Statistical analysis
To analyse the dose-volume data of hybrid plans, a one-way Analysis of Variance (ANOVA) test was used to evaluate variance. Mean and standard deviation values were presented. SPSS software (version 26) was used to compare the four hybrid plans using a two-sided Wilcoxon rank-sum test for paired samples. A p-value <0.05 was considered significant.
Results
This study included 14 patients with carcinoma of the oesophagus in our department. Patients ranged in age from 41 to 83 years, with a median age of 65 years and a mean age of 63 years. Oesophageal carcinoma (EC) involved in this study included the upper-middle third and middle-lower third, middle and lower oesophagus. The long axis of the PTV varied from 14.3 cm to 25.61 cm, with an average of 19.99 cm. The average PTV volume was 613.28 cc, with a median of 615.85 cc (range 260.2 to 898.1 cc).

**Work order**
Set down the part of the oesophageal cancer study text that begins at the words "Statistical analysis" and stops after the words "was considered significant.", copying it word for word.

**Information shown**
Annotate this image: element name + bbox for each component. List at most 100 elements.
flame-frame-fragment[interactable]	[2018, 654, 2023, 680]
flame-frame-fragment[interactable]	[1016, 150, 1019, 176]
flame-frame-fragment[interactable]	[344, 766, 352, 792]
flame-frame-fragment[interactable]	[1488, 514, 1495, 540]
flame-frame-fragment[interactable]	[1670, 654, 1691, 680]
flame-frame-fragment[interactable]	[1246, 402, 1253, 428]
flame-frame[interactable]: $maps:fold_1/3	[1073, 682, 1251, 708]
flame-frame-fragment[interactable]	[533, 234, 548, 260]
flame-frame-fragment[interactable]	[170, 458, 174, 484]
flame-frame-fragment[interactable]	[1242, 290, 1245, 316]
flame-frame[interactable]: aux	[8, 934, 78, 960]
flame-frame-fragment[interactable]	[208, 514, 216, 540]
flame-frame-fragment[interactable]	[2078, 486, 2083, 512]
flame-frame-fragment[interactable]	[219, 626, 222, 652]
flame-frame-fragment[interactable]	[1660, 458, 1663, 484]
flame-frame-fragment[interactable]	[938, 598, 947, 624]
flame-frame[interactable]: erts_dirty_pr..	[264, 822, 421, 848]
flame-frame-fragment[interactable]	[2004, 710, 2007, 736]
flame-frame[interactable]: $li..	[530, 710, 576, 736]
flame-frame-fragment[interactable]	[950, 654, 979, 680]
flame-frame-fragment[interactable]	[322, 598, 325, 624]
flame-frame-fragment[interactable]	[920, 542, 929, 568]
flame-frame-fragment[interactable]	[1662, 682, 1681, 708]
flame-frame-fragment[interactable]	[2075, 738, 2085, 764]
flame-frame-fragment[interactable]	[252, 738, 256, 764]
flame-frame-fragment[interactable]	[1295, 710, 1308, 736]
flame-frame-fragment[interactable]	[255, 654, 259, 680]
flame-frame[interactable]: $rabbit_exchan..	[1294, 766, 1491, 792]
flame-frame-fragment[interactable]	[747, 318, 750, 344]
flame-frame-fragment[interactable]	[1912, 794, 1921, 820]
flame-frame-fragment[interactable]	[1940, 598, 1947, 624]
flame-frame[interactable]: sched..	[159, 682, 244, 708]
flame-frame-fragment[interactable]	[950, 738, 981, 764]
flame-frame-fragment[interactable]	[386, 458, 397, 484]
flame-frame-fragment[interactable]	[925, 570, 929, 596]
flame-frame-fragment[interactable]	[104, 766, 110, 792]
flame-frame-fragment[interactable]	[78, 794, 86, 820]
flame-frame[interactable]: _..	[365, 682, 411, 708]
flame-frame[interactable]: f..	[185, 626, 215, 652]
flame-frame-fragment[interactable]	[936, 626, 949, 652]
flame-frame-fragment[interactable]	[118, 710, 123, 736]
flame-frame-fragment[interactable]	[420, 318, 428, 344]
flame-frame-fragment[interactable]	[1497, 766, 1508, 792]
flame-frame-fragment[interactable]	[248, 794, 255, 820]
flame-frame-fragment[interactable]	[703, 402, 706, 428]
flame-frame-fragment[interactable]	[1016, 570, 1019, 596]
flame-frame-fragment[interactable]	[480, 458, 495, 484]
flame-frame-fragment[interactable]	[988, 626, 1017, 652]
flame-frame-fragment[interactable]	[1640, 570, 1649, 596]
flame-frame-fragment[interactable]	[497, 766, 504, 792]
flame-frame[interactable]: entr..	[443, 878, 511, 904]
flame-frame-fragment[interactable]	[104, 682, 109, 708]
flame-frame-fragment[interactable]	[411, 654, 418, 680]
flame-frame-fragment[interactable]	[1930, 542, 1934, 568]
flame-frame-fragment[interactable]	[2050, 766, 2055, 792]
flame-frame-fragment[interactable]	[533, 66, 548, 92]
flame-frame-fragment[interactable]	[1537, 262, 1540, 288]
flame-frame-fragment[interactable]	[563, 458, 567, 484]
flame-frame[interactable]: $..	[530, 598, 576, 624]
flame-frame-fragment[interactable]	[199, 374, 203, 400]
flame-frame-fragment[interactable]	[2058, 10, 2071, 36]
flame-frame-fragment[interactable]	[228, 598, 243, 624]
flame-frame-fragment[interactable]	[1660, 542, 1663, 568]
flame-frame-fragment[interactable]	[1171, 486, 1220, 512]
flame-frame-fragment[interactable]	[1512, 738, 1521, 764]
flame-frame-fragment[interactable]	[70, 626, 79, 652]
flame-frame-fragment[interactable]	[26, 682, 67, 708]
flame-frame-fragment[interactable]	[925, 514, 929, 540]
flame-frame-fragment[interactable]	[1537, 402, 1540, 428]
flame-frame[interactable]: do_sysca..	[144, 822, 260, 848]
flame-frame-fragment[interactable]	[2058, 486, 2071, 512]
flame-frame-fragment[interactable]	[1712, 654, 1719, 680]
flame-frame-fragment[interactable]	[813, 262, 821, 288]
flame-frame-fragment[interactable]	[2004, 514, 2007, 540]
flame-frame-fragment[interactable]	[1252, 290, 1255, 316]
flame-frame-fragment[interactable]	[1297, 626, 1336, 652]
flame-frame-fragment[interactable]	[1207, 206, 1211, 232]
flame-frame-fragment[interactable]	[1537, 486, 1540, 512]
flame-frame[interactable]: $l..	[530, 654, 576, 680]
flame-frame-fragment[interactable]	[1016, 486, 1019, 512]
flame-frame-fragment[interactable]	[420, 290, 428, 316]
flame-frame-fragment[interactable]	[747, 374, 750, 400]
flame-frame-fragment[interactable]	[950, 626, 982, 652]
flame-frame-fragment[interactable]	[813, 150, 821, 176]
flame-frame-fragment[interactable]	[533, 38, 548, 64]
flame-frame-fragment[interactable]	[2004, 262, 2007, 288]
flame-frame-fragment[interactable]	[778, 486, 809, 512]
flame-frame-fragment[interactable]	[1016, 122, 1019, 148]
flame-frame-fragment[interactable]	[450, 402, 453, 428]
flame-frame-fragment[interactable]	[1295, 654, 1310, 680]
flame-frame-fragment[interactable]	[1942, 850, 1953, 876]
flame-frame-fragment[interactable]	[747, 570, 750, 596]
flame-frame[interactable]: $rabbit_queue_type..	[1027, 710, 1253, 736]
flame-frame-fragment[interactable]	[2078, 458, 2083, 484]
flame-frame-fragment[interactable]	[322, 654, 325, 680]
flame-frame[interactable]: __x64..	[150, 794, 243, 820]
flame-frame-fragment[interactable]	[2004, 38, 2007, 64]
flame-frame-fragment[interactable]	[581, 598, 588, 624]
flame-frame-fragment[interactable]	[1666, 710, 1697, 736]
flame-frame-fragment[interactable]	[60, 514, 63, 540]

**Written solution**
Statistical analysis
To analyse the dose-volume data of hybrid plans, a one-way Analysis of Variance (ANOVA) test was used to evaluate variance. Mean and standard deviation values were presented. SPSS software (version 26) was used to compare the four hybrid plans using a two-sided Wilcoxon rank-sum test for paired samples. A p-value <0.05 was considered significant.